Direction
Copy out every line in which the string "hacer" occurs.

Stored rows
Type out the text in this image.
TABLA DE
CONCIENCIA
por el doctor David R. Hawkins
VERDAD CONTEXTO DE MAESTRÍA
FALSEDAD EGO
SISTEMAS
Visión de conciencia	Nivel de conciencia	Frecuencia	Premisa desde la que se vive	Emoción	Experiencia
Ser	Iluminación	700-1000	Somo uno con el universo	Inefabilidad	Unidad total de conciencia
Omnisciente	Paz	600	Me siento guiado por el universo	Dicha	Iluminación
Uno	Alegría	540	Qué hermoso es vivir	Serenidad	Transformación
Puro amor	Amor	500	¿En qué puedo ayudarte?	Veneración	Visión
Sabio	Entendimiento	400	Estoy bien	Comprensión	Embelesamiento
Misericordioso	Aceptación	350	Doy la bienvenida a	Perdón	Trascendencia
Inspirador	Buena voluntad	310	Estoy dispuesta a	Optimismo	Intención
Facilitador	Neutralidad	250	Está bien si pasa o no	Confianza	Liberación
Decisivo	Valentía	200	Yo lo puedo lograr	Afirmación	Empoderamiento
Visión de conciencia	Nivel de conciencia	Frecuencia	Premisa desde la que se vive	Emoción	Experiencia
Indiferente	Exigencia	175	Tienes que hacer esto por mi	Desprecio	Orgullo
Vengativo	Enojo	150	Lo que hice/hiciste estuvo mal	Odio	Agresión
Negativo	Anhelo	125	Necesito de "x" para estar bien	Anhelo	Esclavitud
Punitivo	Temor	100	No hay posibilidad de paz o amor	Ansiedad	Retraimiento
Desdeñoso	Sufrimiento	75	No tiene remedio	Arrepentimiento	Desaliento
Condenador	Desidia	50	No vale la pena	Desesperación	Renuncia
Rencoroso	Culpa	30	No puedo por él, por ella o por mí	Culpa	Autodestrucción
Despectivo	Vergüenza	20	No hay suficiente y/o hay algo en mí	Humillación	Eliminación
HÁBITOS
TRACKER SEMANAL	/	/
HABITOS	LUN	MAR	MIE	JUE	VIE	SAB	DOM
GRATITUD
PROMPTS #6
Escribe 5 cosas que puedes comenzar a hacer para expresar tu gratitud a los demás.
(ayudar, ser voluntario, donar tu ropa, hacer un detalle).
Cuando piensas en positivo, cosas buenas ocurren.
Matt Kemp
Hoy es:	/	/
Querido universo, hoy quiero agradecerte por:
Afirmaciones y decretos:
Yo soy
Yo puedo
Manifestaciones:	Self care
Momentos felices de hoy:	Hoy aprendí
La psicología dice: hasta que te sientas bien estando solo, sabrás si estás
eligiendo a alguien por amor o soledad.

Answer to this problem
Indiferente	Exigencia	175	Tienes que hacer esto por mi	Desprecio	Orgullo
Escribe 5 cosas que puedes comenzar a hacer para expresar tu gratitud a los demás.
(ayudar, ser voluntario, donar tu ropa, hacer un detalle).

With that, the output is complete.